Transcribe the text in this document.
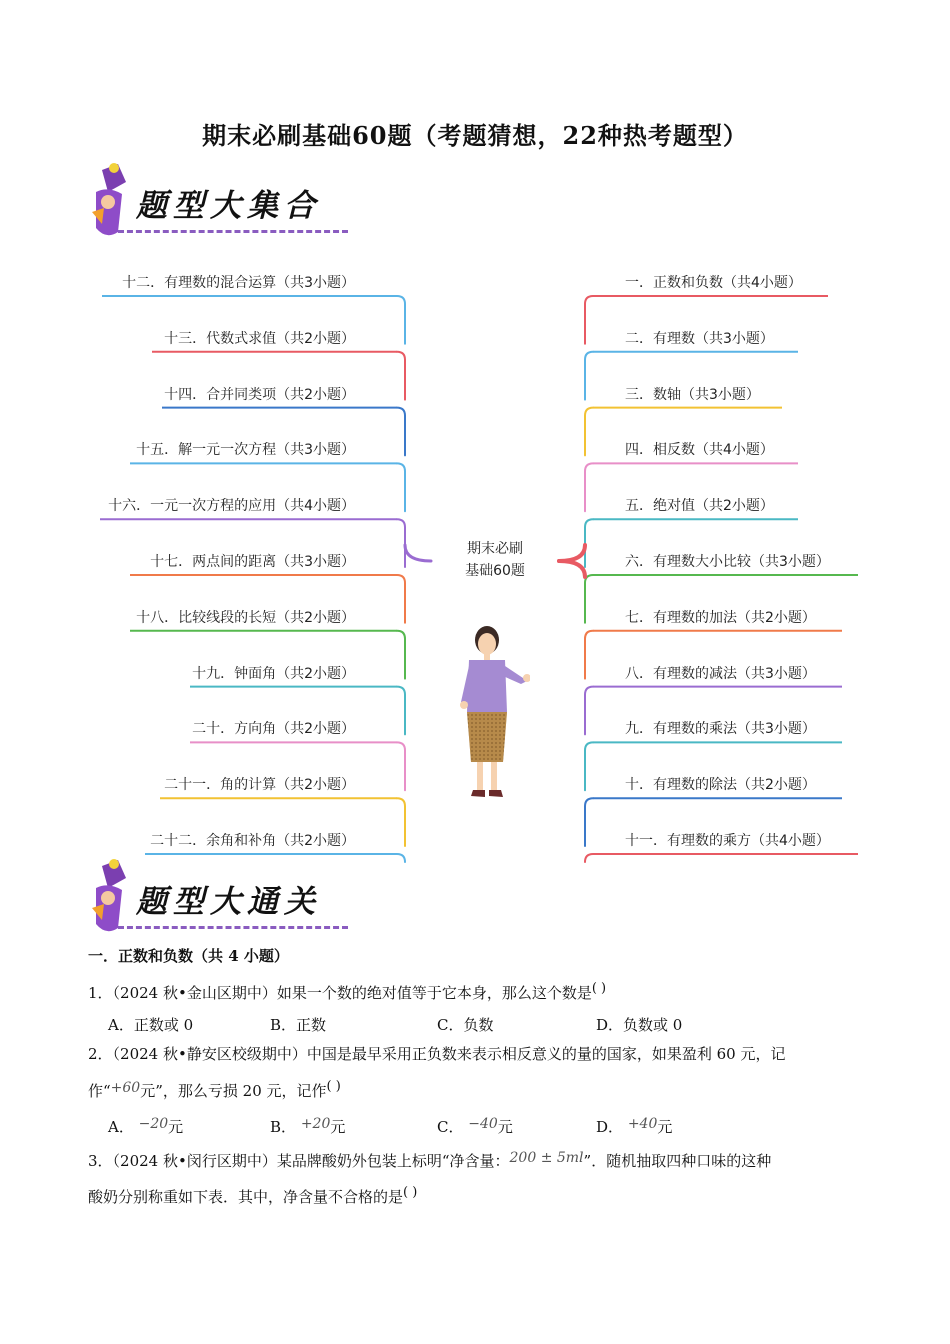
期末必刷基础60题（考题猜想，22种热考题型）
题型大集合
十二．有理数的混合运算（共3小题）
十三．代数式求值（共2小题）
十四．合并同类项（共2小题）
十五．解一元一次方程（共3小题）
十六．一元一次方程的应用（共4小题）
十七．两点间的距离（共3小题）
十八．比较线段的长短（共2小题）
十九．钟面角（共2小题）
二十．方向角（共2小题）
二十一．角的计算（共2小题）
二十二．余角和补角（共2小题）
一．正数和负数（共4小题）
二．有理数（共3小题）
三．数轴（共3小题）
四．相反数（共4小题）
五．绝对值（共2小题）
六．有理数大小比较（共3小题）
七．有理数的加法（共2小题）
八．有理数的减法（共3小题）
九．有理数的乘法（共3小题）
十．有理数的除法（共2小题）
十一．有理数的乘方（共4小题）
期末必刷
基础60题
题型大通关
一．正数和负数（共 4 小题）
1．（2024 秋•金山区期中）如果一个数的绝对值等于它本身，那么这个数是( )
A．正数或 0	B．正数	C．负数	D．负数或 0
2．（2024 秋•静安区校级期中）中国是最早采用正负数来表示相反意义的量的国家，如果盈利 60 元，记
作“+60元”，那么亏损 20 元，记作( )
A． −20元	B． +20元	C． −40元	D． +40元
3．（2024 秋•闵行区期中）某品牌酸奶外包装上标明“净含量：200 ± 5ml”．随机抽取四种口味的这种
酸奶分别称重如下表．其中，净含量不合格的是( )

********

Goal => Reproduce the records, all of them, word for word; omit the pictures.

The completed task =>
Transcribe the text in this document.
期末必刷基础60题（考题猜想，22种热考题型）
题型大集合
十二．有理数的混合运算（共3小题）
十三．代数式求值（共2小题）
十四．合并同类项（共2小题）
十五．解一元一次方程（共3小题）
十六．一元一次方程的应用（共4小题）
十七．两点间的距离（共3小题）
十八．比较线段的长短（共2小题）
十九．钟面角（共2小题）
二十．方向角（共2小题）
二十一．角的计算（共2小题）
二十二．余角和补角（共2小题）
一．正数和负数（共4小题）
二．有理数（共3小题）
三．数轴（共3小题）
四．相反数（共4小题）
五．绝对值（共2小题）
六．有理数大小比较（共3小题）
七．有理数的加法（共2小题）
八．有理数的减法（共3小题）
九．有理数的乘法（共3小题）
十．有理数的除法（共2小题）
十一．有理数的乘方（共4小题）
期末必刷
基础60题
题型大通关
一．正数和负数（共 4 小题）
1．（2024 秋•金山区期中）如果一个数的绝对值等于它本身，那么这个数是( )
A．正数或 0	B．正数	C．负数	D．负数或 0
2．（2024 秋•静安区校级期中）中国是最早采用正负数来表示相反意义的量的国家，如果盈利 60 元，记
作“+60元”，那么亏损 20 元，记作( )
A． −20元	B． +20元	C． −40元	D． +40元
3．（2024 秋•闵行区期中）某品牌酸奶外包装上标明“净含量：200 ± 5ml”．随机抽取四种口味的这种
酸奶分别称重如下表．其中，净含量不合格的是( )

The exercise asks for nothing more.